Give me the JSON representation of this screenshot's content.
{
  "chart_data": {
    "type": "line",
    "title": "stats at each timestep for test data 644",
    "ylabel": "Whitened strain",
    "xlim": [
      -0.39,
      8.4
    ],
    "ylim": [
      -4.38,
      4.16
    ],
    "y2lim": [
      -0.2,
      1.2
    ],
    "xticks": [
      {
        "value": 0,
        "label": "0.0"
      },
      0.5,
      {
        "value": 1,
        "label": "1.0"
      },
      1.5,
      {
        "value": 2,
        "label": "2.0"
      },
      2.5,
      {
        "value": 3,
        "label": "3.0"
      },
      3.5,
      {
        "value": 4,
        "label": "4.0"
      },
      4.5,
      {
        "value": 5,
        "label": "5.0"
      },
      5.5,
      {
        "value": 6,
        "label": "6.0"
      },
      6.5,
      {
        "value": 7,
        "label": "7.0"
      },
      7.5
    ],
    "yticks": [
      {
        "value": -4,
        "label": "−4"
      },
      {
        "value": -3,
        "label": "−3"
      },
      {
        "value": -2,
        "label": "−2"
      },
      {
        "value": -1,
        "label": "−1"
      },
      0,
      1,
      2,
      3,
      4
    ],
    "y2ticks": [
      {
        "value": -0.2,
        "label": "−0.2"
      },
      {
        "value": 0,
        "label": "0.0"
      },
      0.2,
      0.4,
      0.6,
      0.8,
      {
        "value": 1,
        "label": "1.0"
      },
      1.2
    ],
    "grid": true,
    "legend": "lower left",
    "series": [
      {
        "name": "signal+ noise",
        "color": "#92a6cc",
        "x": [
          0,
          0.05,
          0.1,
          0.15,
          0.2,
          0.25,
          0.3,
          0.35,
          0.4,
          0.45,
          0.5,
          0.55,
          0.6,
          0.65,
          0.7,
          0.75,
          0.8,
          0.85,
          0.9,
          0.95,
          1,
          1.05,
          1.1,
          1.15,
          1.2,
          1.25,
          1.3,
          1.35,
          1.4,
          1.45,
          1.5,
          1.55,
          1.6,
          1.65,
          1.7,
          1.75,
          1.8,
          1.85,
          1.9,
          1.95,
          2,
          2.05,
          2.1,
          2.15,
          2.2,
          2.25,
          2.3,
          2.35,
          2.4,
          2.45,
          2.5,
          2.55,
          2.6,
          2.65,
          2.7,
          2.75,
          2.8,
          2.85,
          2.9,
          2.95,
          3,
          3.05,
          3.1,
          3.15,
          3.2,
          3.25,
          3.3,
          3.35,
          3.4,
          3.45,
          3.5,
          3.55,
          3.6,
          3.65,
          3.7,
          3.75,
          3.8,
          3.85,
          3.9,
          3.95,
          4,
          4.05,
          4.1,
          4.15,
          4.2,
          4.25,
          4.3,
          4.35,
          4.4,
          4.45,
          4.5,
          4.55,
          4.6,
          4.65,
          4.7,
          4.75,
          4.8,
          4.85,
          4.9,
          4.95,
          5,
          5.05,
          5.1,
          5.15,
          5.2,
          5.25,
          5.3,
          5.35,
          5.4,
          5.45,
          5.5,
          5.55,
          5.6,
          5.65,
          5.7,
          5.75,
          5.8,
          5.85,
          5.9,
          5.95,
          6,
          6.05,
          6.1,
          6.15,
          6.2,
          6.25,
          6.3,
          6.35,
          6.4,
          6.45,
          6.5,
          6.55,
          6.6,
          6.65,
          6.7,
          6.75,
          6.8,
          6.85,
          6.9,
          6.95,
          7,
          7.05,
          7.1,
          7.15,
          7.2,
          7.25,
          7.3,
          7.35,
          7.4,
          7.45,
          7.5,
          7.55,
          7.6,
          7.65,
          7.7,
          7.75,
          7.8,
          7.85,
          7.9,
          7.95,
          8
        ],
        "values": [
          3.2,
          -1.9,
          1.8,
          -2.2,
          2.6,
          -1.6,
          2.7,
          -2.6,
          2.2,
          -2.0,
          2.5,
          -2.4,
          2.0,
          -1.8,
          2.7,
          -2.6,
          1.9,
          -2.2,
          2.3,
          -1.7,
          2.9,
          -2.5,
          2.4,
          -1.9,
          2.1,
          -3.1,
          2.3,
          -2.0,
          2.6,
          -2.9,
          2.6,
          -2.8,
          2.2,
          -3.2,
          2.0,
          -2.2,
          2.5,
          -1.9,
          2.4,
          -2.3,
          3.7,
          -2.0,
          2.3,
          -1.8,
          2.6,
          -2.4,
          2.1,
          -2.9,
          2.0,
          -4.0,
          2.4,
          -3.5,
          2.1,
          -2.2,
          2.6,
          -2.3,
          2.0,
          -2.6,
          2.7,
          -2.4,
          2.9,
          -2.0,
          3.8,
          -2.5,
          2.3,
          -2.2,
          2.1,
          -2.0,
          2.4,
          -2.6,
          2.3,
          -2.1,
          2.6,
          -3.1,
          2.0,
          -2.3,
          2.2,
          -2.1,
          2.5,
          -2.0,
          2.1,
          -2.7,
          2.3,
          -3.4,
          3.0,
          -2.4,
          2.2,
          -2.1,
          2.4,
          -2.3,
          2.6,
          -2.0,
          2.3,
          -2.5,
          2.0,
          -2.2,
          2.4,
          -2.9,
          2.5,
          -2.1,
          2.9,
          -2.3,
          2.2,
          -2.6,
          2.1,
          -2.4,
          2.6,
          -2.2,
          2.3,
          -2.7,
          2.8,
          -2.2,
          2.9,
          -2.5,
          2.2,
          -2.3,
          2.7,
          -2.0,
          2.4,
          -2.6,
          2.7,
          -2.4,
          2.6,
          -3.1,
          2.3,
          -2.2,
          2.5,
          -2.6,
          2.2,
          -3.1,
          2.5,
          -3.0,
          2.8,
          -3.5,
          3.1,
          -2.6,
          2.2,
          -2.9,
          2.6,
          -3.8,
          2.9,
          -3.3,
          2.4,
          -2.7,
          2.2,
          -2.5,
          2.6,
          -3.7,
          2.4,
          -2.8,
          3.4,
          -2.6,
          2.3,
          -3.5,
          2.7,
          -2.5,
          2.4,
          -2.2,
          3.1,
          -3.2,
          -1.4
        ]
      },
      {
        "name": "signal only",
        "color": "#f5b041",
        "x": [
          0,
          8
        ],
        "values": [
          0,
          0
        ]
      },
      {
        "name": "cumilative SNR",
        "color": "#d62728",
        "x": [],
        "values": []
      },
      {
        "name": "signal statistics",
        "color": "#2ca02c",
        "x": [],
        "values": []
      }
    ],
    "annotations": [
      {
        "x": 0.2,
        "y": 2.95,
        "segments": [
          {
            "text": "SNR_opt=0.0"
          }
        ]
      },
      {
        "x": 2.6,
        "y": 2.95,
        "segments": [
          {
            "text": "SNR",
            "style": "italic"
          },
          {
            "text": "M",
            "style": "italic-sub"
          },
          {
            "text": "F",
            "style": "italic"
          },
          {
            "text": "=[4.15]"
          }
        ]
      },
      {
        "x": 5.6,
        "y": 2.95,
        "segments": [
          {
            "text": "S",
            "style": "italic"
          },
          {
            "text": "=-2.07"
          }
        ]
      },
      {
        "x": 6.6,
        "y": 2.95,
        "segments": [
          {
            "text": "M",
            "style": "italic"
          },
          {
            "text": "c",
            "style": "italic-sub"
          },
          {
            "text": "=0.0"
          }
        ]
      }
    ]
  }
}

******

**Exercise aim**
Write out every entry again, keeping each line exactly the same.

**Result**
Give me the JSON representation of this screenshot's content.
{
  "chart_data": {
    "type": "line",
    "title": "stats at each timestep for test data 644",
    "ylabel": "Whitened strain",
    "xlim": [
      -0.39,
      8.4
    ],
    "ylim": [
      -4.38,
      4.16
    ],
    "y2lim": [
      -0.2,
      1.2
    ],
    "xticks": [
      {
        "value": 0,
        "label": "0.0"
      },
      0.5,
      {
        "value": 1,
        "label": "1.0"
      },
      1.5,
      {
        "value": 2,
        "label": "2.0"
      },
      2.5,
      {
        "value": 3,
        "label": "3.0"
      },
      3.5,
      {
        "value": 4,
        "label": "4.0"
      },
      4.5,
      {
        "value": 5,
        "label": "5.0"
      },
      5.5,
      {
        "value": 6,
        "label": "6.0"
      },
      6.5,
      {
        "value": 7,
        "label": "7.0"
      },
      7.5
    ],
    "yticks": [
      {
        "value": -4,
        "label": "−4"
      },
      {
        "value": -3,
        "label": "−3"
      },
      {
        "value": -2,
        "label": "−2"
      },
      {
        "value": -1,
        "label": "−1"
      },
      0,
      1,
      2,
      3,
      4
    ],
    "y2ticks": [
      {
        "value": -0.2,
        "label": "−0.2"
      },
      {
        "value": 0,
        "label": "0.0"
      },
      0.2,
      0.4,
      0.6,
      0.8,
      {
        "value": 1,
        "label": "1.0"
      },
      1.2
    ],
    "grid": true,
    "legend": "lower left",
    "series": [
      {
        "name": "signal+ noise",
        "color": "#92a6cc",
        "x": [
          0,
          0.05,
          0.1,
          0.15,
          0.2,
          0.25,
          0.3,
          0.35,
          0.4,
          0.45,
          0.5,
          0.55,
          0.6,
          0.65,
          0.7,
          0.75,
          0.8,
          0.85,
          0.9,
          0.95,
          1,
          1.05,
          1.1,
          1.15,
          1.2,
          1.25,
          1.3,
          1.35,
          1.4,
          1.45,
          1.5,
          1.55,
          1.6,
          1.65,
          1.7,
          1.75,
          1.8,
          1.85,
          1.9,
          1.95,
          2,
          2.05,
          2.1,
          2.15,
          2.2,
          2.25,
          2.3,
          2.35,
          2.4,
          2.45,
          2.5,
          2.55,
          2.6,
          2.65,
          2.7,
          2.75,
          2.8,
          2.85,
          2.9,
          2.95,
          3,
          3.05,
          3.1,
          3.15,
          3.2,
          3.25,
          3.3,
          3.35,
          3.4,
          3.45,
          3.5,
          3.55,
          3.6,
          3.65,
          3.7,
          3.75,
          3.8,
          3.85,
          3.9,
          3.95,
          4,
          4.05,
          4.1,
          4.15,
          4.2,
          4.25,
          4.3,
          4.35,
          4.4,
          4.45,
          4.5,
          4.55,
          4.6,
          4.65,
          4.7,
          4.75,
          4.8,
          4.85,
          4.9,
          4.95,
          5,
          5.05,
          5.1,
          5.15,
          5.2,
          5.25,
          5.3,
          5.35,
          5.4,
          5.45,
          5.5,
          5.55,
          5.6,
          5.65,
          5.7,
          5.75,
          5.8,
          5.85,
          5.9,
          5.95,
          6,
          6.05,
          6.1,
          6.15,
          6.2,
          6.25,
          6.3,
          6.35,
          6.4,
          6.45,
          6.5,
          6.55,
          6.6,
          6.65,
          6.7,
          6.75,
          6.8,
          6.85,
          6.9,
          6.95,
          7,
          7.05,
          7.1,
          7.15,
          7.2,
          7.25,
          7.3,
          7.35,
          7.4,
          7.45,
          7.5,
          7.55,
          7.6,
          7.65,
          7.7,
          7.75,
          7.8,
          7.85,
          7.9,
          7.95,
          8
        ],
        "values": [
          3.2,
          -1.9,
          1.8,
          -2.2,
          2.6,
          -1.6,
          2.7,
          -2.6,
          2.2,
          -2.0,
          2.5,
          -2.4,
          2.0,
          -1.8,
          2.7,
          -2.6,
          1.9,
          -2.2,
          2.3,
          -1.7,
          2.9,
          -2.5,
          2.4,
          -1.9,
          2.1,
          -3.1,
          2.3,
          -2.0,
          2.6,
          -2.9,
          2.6,
          -2.8,
          2.2,
          -3.2,
          2.0,
          -2.2,
          2.5,
          -1.9,
          2.4,
          -2.3,
          3.7,
          -2.0,
          2.3,
          -1.8,
          2.6,
          -2.4,
          2.1,
          -2.9,
          2.0,
          -4.0,
          2.4,
          -3.5,
          2.1,
          -2.2,
          2.6,
          -2.3,
          2.0,
          -2.6,
          2.7,
          -2.4,
          2.9,
          -2.0,
          3.8,
          -2.5,
          2.3,
          -2.2,
          2.1,
          -2.0,
          2.4,
          -2.6,
          2.3,
          -2.1,
          2.6,
          -3.1,
          2.0,
          -2.3,
          2.2,
          -2.1,
          2.5,
          -2.0,
          2.1,
          -2.7,
          2.3,
          -3.4,
          3.0,
          -2.4,
          2.2,
          -2.1,
          2.4,
          -2.3,
          2.6,
          -2.0,
          2.3,
          -2.5,
          2.0,
          -2.2,
          2.4,
          -2.9,
          2.5,
          -2.1,
          2.9,
          -2.3,
          2.2,
          -2.6,
          2.1,
          -2.4,
          2.6,
          -2.2,
          2.3,
          -2.7,
          2.8,
          -2.2,
          2.9,
          -2.5,
          2.2,
          -2.3,
          2.7,
          -2.0,
          2.4,
          -2.6,
          2.7,
          -2.4,
          2.6,
          -3.1,
          2.3,
          -2.2,
          2.5,
          -2.6,
          2.2,
          -3.1,
          2.5,
          -3.0,
          2.8,
          -3.5,
          3.1,
          -2.6,
          2.2,
          -2.9,
          2.6,
          -3.8,
          2.9,
          -3.3,
          2.4,
          -2.7,
          2.2,
          -2.5,
          2.6,
          -3.7,
          2.4,
          -2.8,
          3.4,
          -2.6,
          2.3,
          -3.5,
          2.7,
          -2.5,
          2.4,
          -2.2,
          3.1,
          -3.2,
          -1.4
        ]
      },
      {
        "name": "signal only",
        "color": "#f5b041",
        "x": [
          0,
          8
        ],
        "values": [
          0,
          0
        ]
      },
      {
        "name": "cumilative SNR",
        "color": "#d62728",
        "x": [],
        "values": []
      },
      {
        "name": "signal statistics",
        "color": "#2ca02c",
        "x": [],
        "values": []
      }
    ],
    "annotations": [
      {
        "x": 0.2,
        "y": 2.95,
        "segments": [
          {
            "text": "SNR_opt=0.0"
          }
        ]
      },
      {
        "x": 2.6,
        "y": 2.95,
        "segments": [
          {
            "text": "SNR",
            "style": "italic"
          },
          {
            "text": "M",
            "style": "italic-sub"
          },
          {
            "text": "F",
            "style": "italic"
          },
          {
            "text": "=[4.15]"
          }
        ]
      },
      {
        "x": 5.6,
        "y": 2.95,
        "segments": [
          {
            "text": "S",
            "style": "italic"
          },
          {
            "text": "=-2.07"
          }
        ]
      },
      {
        "x": 6.6,
        "y": 2.95,
        "segments": [
          {
            "text": "M",
            "style": "italic"
          },
          {
            "text": "c",
            "style": "italic-sub"
          },
          {
            "text": "=0.0"
          }
        ]
      }
    ]
  }
}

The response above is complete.